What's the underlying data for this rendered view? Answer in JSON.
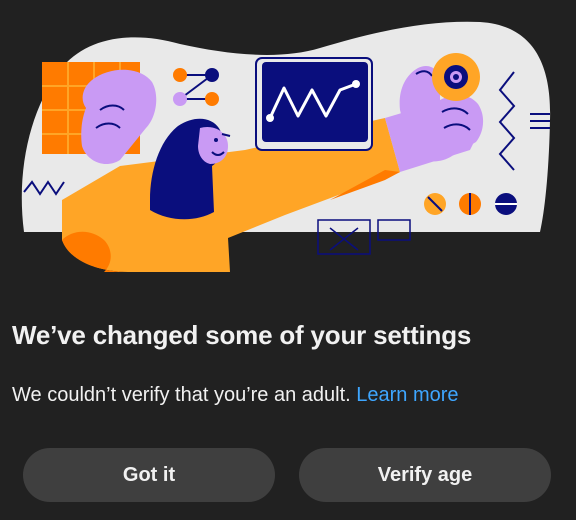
{
  "dialog": {
    "title": "We’ve changed some of your settings",
    "message": "We couldn’t verify that you’re an adult.",
    "learn_more": "Learn more",
    "buttons": {
      "got_it": "Got it",
      "verify_age": "Verify age"
    }
  },
  "colors": {
    "background": "#212121",
    "text": "#f1f1f1",
    "link": "#3ea6ff",
    "button": "#3f3f3f",
    "blob": "#e9e9e9",
    "orange": "#ffa526",
    "dark_orange": "#ff7b00",
    "lavender": "#c99af4",
    "navy": "#0a0e7d"
  },
  "illustration": {
    "subject": "person-with-tech-devices-illustration"
  }
}
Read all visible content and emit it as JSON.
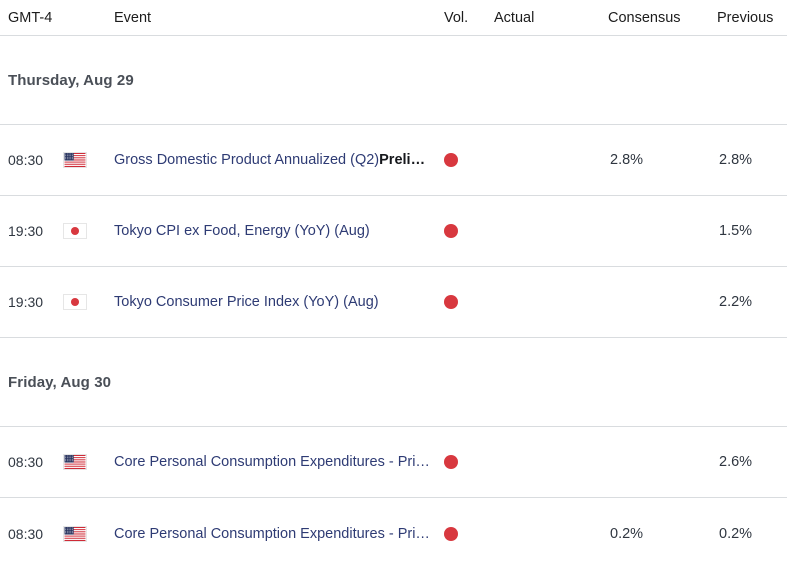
{
  "table": {
    "columns": {
      "time": "GMT-4",
      "event": "Event",
      "volatility": "Vol.",
      "actual": "Actual",
      "consensus": "Consensus",
      "previous": "Previous"
    },
    "groups": [
      {
        "date_label": "Thursday, Aug 29",
        "rows": [
          {
            "time": "08:30",
            "flag": "us-flag-icon",
            "event": "Gross Domestic Product Annualized (Q2)",
            "event_suffix": "Preli…",
            "volatility": "high-volatility-dot",
            "actual": "",
            "consensus": "2.8%",
            "previous": "2.8%"
          },
          {
            "time": "19:30",
            "flag": "jp-flag-icon",
            "event": "Tokyo CPI ex Food, Energy (YoY) (Aug)",
            "event_suffix": "",
            "volatility": "high-volatility-dot",
            "actual": "",
            "consensus": "",
            "previous": "1.5%"
          },
          {
            "time": "19:30",
            "flag": "jp-flag-icon",
            "event": "Tokyo Consumer Price Index (YoY) (Aug)",
            "event_suffix": "",
            "volatility": "high-volatility-dot",
            "actual": "",
            "consensus": "",
            "previous": "2.2%"
          }
        ]
      },
      {
        "date_label": "Friday, Aug 30",
        "rows": [
          {
            "time": "08:30",
            "flag": "us-flag-icon",
            "event": "Core Personal Consumption Expenditures - Pri…",
            "event_suffix": "",
            "volatility": "high-volatility-dot",
            "actual": "",
            "consensus": "",
            "previous": "2.6%"
          },
          {
            "time": "08:30",
            "flag": "us-flag-icon",
            "event": "Core Personal Consumption Expenditures - Pri…",
            "event_suffix": "",
            "volatility": "high-volatility-dot",
            "actual": "",
            "consensus": "0.2%",
            "previous": "0.2%"
          }
        ]
      }
    ]
  },
  "colors": {
    "volatility_high": "#d8383f",
    "event_link": "#2e3b74",
    "row_border": "#d9dcdf",
    "date_label": "#4a4f57"
  }
}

(TASK TO COMPLETE)
Your task is to quote exactly the lines from the one with "Read all visible content and emit it as JSON." through the end of the material, both included, without reproducing any pictures.

(FINISHED ANSWER)
Read all visible content and emit it as JSON.
{
  "table": {
    "columns": {
      "time": "GMT-4",
      "event": "Event",
      "volatility": "Vol.",
      "actual": "Actual",
      "consensus": "Consensus",
      "previous": "Previous"
    },
    "groups": [
      {
        "date_label": "Thursday, Aug 29",
        "rows": [
          {
            "time": "08:30",
            "flag": "us-flag-icon",
            "event": "Gross Domestic Product Annualized (Q2)",
            "event_suffix": "Preli…",
            "volatility": "high-volatility-dot",
            "actual": "",
            "consensus": "2.8%",
            "previous": "2.8%"
          },
          {
            "time": "19:30",
            "flag": "jp-flag-icon",
            "event": "Tokyo CPI ex Food, Energy (YoY) (Aug)",
            "event_suffix": "",
            "volatility": "high-volatility-dot",
            "actual": "",
            "consensus": "",
            "previous": "1.5%"
          },
          {
            "time": "19:30",
            "flag": "jp-flag-icon",
            "event": "Tokyo Consumer Price Index (YoY) (Aug)",
            "event_suffix": "",
            "volatility": "high-volatility-dot",
            "actual": "",
            "consensus": "",
            "previous": "2.2%"
          }
        ]
      },
      {
        "date_label": "Friday, Aug 30",
        "rows": [
          {
            "time": "08:30",
            "flag": "us-flag-icon",
            "event": "Core Personal Consumption Expenditures - Pri…",
            "event_suffix": "",
            "volatility": "high-volatility-dot",
            "actual": "",
            "consensus": "",
            "previous": "2.6%"
          },
          {
            "time": "08:30",
            "flag": "us-flag-icon",
            "event": "Core Personal Consumption Expenditures - Pri…",
            "event_suffix": "",
            "volatility": "high-volatility-dot",
            "actual": "",
            "consensus": "0.2%",
            "previous": "0.2%"
          }
        ]
      }
    ]
  },
  "colors": {
    "volatility_high": "#d8383f",
    "event_link": "#2e3b74",
    "row_border": "#d9dcdf",
    "date_label": "#4a4f57"
  }
}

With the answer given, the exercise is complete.